• [Reading passage]:
※


    Such paradox, as familiarity might engender, explains confusion when it comes to why it is that, from my point of view, too few Orthodox Christians seek Confession on a routine basis. Could this paradox also explain why only a handful of Christians in my home parish come to the Table of the Holy Communion routinely?

    Yes, I agree with Father Stephen, it is the particularity of space and place centered on the Cross of Jesus Christ that introduces perceived obstacles to reconciliation in Christ. Imagine that we are inside buildings consecrated to God, which are often shaped as a cross. The same houses of worship neatly throw pews into row after row, thus imposing boundaries and restricting movement.

    These pews under the Cross turn the Divine Liturgy into a spectacle to watch and hear, with cantors or choirs carrying the voice of praise…as if we required uniformity of alignment and fixed placement like a gaggle of adolescent kids, needing to be in the groove and not stick out.

    Outside the pew one might have to look a familiar enemy in the eye. Looking an enemy in the eye makes one mindful that reconciliation is the clarion call of Christ and the Apostles. But looking an enemy in the eye is simply too painful to endure. Or is the alternative too painful to endure? The choice is ours. For some it is better to surf to another pew rather than take that risk.

    In addition to the paradox of familiarity, there are hucksters among us who add rules to Confession that add fuel to the fire of avoiding Confession. If I might add by way of observation, I see myself as a huckster every time that I let my mind wander away from engaging myself in prayer. I wander when I have my pew “of mind” to sit in.

    Pews were built for the comfort of hucksters, who stay still, do nothing, and look pretty. Sifting out the hucksters is God’s work, and may God have mercy on me when I am one of the hucksters. But living within the paradox of familiarity is my work. I cannot change the fact that the paradox exists, but I can change my response to the paradox with God’s help and fellow Christians. I have the tools and the grace to confess, and must still ask myself why I would ever resist the joy of absolution. Perhaps I resist the joy of absolution, because I resist living under God’s control and not my own. So, I am responding to this topic by calling for a fire sale of pews in all of our parishes (speaking now as a metaphor) , where we may profess and confess in joyful response to repentence.

※

[Document layout analysis data]
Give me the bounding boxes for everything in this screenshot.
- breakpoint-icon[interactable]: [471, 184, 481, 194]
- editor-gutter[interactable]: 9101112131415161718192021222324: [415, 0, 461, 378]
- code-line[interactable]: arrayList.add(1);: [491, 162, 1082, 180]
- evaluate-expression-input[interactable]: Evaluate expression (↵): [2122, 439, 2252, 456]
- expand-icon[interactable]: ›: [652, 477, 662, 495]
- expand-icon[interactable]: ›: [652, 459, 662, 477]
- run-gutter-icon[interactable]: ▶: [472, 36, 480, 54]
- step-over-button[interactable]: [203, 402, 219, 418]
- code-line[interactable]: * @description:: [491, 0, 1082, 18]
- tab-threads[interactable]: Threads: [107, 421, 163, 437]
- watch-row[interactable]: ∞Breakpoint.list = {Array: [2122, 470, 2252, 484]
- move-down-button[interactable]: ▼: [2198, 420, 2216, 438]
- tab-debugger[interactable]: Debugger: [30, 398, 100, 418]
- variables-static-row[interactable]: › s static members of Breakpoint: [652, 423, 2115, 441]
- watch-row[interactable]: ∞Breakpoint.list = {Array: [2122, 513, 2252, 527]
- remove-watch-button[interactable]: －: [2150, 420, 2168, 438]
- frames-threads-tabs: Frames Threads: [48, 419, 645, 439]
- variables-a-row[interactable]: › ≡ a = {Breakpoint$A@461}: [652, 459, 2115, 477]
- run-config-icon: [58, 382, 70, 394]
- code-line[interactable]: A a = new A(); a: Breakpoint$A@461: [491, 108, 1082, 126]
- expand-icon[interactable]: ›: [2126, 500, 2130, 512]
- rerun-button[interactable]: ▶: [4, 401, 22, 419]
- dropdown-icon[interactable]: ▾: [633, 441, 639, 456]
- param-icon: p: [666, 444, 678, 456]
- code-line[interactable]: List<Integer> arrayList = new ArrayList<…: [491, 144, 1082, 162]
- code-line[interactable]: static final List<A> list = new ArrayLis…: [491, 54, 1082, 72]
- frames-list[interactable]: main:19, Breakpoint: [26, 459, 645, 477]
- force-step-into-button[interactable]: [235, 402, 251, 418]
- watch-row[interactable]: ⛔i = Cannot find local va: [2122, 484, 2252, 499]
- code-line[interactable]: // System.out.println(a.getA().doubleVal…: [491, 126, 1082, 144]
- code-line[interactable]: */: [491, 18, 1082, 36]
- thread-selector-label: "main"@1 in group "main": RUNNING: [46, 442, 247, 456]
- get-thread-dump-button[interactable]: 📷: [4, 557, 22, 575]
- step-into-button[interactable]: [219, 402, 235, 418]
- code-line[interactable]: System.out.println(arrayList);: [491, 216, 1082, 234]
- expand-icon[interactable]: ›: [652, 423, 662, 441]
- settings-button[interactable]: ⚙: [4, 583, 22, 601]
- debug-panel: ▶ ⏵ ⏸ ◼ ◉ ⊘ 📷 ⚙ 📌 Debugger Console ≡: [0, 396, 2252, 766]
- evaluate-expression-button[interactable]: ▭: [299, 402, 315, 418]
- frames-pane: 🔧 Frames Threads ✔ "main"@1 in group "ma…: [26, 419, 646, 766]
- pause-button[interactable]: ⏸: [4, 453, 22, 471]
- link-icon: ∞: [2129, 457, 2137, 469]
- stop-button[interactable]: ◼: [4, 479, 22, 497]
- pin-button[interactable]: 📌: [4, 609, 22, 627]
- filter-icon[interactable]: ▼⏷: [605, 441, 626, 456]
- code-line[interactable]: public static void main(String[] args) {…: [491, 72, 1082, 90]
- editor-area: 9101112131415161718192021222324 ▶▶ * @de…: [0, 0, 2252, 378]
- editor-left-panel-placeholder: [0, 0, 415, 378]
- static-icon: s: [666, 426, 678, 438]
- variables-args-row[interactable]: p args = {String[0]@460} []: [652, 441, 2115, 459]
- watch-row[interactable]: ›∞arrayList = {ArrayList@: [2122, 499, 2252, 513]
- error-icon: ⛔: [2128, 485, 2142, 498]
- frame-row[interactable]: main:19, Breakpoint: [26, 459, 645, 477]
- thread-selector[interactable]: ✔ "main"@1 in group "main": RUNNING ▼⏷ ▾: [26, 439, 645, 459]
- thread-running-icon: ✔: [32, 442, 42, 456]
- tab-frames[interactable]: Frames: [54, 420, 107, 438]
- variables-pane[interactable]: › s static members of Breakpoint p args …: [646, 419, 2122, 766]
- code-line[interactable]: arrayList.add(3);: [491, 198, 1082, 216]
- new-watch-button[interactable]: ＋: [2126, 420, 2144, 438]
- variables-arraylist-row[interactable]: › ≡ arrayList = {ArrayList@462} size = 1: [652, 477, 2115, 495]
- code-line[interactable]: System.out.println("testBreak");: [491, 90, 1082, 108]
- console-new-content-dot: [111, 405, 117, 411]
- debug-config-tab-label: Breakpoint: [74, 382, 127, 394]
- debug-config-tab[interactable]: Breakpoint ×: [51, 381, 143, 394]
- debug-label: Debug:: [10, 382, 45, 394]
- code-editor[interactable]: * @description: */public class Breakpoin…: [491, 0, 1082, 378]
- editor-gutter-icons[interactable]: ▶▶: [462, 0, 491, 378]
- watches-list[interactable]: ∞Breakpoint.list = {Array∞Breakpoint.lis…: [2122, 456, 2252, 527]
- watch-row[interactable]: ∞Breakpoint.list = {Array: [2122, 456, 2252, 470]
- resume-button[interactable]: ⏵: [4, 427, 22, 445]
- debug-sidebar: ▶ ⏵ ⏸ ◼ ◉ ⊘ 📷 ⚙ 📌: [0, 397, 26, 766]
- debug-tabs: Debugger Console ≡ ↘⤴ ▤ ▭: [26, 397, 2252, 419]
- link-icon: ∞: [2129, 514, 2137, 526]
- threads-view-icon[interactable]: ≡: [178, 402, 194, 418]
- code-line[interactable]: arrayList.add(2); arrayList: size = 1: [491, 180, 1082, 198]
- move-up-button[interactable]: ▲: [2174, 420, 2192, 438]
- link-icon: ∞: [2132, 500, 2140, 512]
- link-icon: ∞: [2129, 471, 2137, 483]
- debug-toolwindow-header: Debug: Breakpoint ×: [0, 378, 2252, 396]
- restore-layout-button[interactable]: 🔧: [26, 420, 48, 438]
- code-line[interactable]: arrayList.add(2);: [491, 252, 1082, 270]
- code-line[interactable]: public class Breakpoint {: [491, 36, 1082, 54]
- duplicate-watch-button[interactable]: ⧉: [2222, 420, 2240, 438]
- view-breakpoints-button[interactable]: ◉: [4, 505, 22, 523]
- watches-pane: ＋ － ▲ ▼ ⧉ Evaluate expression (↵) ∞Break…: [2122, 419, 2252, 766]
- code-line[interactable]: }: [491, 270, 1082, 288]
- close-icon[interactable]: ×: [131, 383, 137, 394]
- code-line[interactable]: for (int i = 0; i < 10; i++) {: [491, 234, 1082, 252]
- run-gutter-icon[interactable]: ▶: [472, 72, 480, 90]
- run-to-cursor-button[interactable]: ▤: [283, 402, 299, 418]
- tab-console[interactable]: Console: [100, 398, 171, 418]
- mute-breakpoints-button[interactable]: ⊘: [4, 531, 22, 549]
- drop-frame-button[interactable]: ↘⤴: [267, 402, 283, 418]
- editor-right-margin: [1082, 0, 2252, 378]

※

• [Explore the material]:
1. Rewrite the paragraph of the essay on Confession and pews that begins "Yes, I agree with Father Stephen" as a brief list of its main points.
2. Carry on the essay on Confession and pews from the point where it stops.

• [Results of the tasks]:
1.
- The writer agrees with Father Stephen that the particularity of space and place centered on the Cross of Jesus Christ introduces perceived obstacles to reconciliation in Christ.
- Buildings consecrated to God are often shaped as a cross.
- These houses of worship set pews in row after row, which imposes boundaries and restricts movement.

2.
  8. artisticmisfit Avatar

    Father Stephen, is Ioannis your child? Anyways, I had to take a day to reflect on your comment. Thank you for it. I hear what you are saying and I agree. I guess I was looking at open communion as some kind of conflict resolution, like if I feel conflict within my church, or within myself regarding my church, then I can go to another church and be free of that. Apparently it doesn’t work that way, that’s a form of escapism. On the other hand, there are abusive marriages, and we are entitled to leave those. I feel that divorced people get a bad rap in the church, especially those who called the shots on the divorce. Oh well, c’est la vie, right?

  9. artisticmisfit Avatar

    Ioannis, interesting points. First of all you are right, familiarity definitely breeds contempt, especially within the church. I have to admit that I feel resentment when it seems like the priest is getting along better with those who don’t seem to go to regular confession, at the regular set times. It seems like they are getting rewarded while I am getting punished, then again, is attention from the priest some kind of dog treat? I don’t know.
    Regarding the pews, you are right, as long as you are careful not to judge others, such as Lutherans, for using pews. And as to looking an enemy in the eye? What a brilliant statement! Bravo! You are *so* right! And for God’s sake, what if the enemy is the priest? That’s simply awful, isn’t it? Or another priest if there is more than one? Or the reader, or something like that? Or some other church leader…

    But again, I would caution you against flaming pews on a public blog, that might offend the Lutherans or the Baptists or the Methodists or the Catholics among us who use pews, ok? Please consider my words.

  10. ioannisfreeman Avatar
    ioannisfreeman

    All of us are made free by Christ. That’s why we are called “Free.” Nope no relationship to the good Padre.